[start of PASSAGE SHOWN]
It’s been a rough few years…

As we close out 2024, I’m sitting here in my office, trying to put down what I’m feeling just so I can get a handle on my emotions.

It’s 2 a.m. – my usual writing time, and my entire body is filled with so much immeasurable…sadness.

The holidays officially ended tonight and a new year has begun ( in the time zone I live in, anyway), and as I look back on 2024 and the few years prior to it, I can’t help but simply cry.

Most of the emotion is coming from the fact that I miss my mother. Horribly. With each holiday that goes by, Mother’s Day, Christmas, Easter, and her favorite St. Patrick’s day, sadness consumes my soul and squeezes until I am choking, literally, with tears.

She missed out on so much that has happened since she passed away, suddenly, in 2022. Watching her great-grandson mature into an amazing boy. The birth of her great-granddaughter, whom she would have adored; the rising success of my writing career; just the simple day-to-day stuff she loved, like watching Entertainment Tonight and commenting on the lifestyles of all the celebrities. This may sound a bit shallow, but she got such a kick out of hearing of all their foibles and flubs. She used to say, “All that money and fame, and they’re as screwed up as the rest of us.”

Truer words…

My mother, although plagued with mental health issues, always found a way to find little bits of happiness where she could. It could be something small like having an unexpected lottery ticket win – never more than a few dollars, but it made her week; Or it could be something major, like being able to cook again after her two broken hips relegated her to a wheelchair for most of her day.

These past 2.5 years have been really tough on me without her. I never leaned on her, emotionally, for anything because of her fragile mental status, but just knowing she was “there” was, in some way, a small comfort when the darkness invaded my psyche and needed to be shown the door. I knew if I called her and told her I was having trouble, she would have talked my ear off about anything and everything just to try and get me to laugh and pull out of my funk.

God, I miss that.

I miss her.

I miss her.

She would have had some rich comments about the political upheaval in this country right now and its impending implosion, let me tell you. She would have been very vocal about how much she despised the incoming leadership. A lifelong Republican, she’d never voted for a Democrat until Joe Biden. At 84, she changed her political party because she knew hate was wrong and people were more important than billionaires getting richer.

Who says you stop learning and growing at some point in your life?

I am positive if she had lived, my stepfather wouldn’t have gone down hill, mentally, as fast as he did after her death. 2.5 years, 4 major surgeries, and leaping dementia later, he asked me just the other day, “Where is your mother?” I replied calmly, “In Heaven.” He didn’t seem to know how to respond to that. Then, he shook his head and asked me something about his shoes.

This was the man who cared for her after her first two broken hip surgeries. The one who got the mail every day, heated the food I’d made for them, did their laundry. Despite their tumultuous early years, their later ones were filled with a calm respect, mutual devotion and love.

When I say my prayers every night, I add one to my mother to please call her beloved husband home to her, because I know he is suffering and missing her so much, even though he can’t verbalize that.
[end of PASSAGE SHOWN]
[start of MATERIAL PROVIDED]
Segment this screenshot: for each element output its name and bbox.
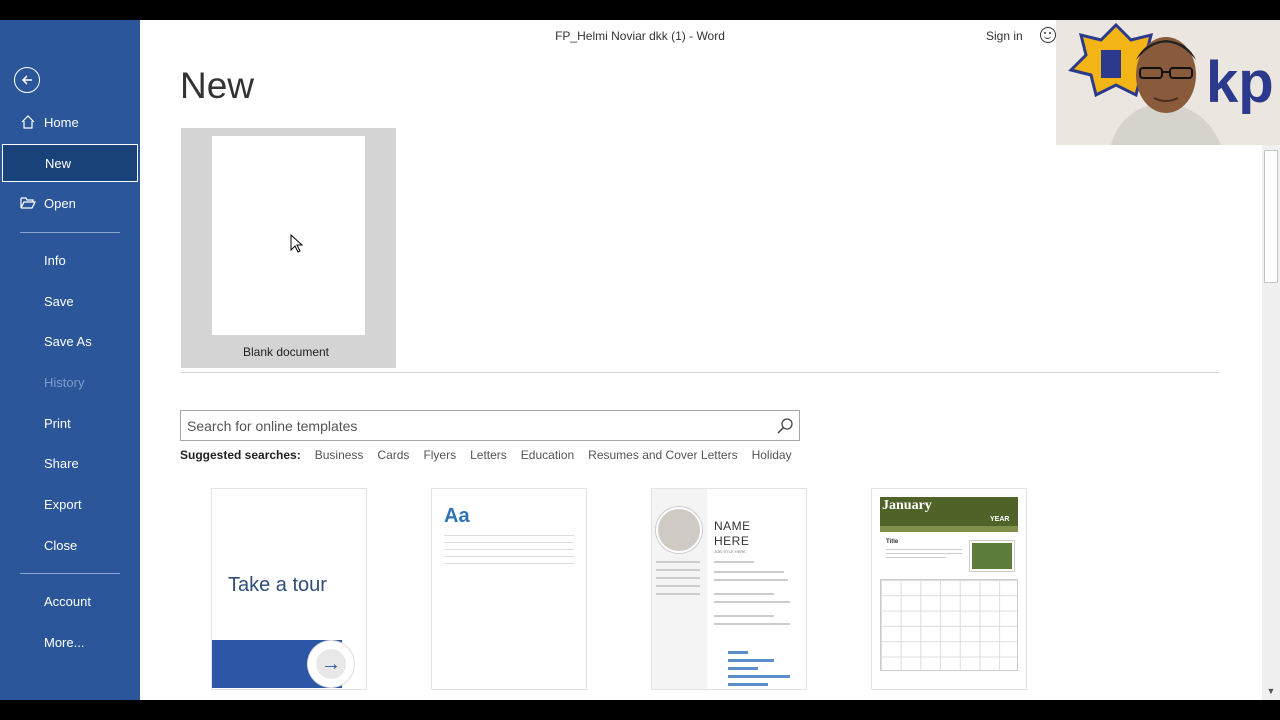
[end of MATERIAL PROVIDED]
(GOAL 1): From the post about missing a mother, copy the part starting at "My mother, although" and ending at "of my funk.", renaming "wheelchair" as "walker".
(GOAL 2): In the post about missing a mother, at what age did the mother change her political party?
None of the material is needed here.

(OUTPUT 1):
My mother, although plagued with mental health issues, always found a way to find little bits of happiness where she could. It could be something small like having an unexpected lottery ticket win – never more than a few dollars, but it made her week; Or it could be something major, like being able to cook again after her two broken hips relegated her to a walker for most of her day.

These past 2.5 years have been really tough on me without her. I never leaned on her, emotionally, for anything because of her fragile mental status, but just knowing she was “there” was, in some way, a small comfort when the darkness invaded my psyche and needed to be shown the door. I knew if I called her and told her I was having trouble, she would have talked my ear off about anything and everything just to try and get me to laugh and pull out of my funk.

(OUTPUT 2): At 84.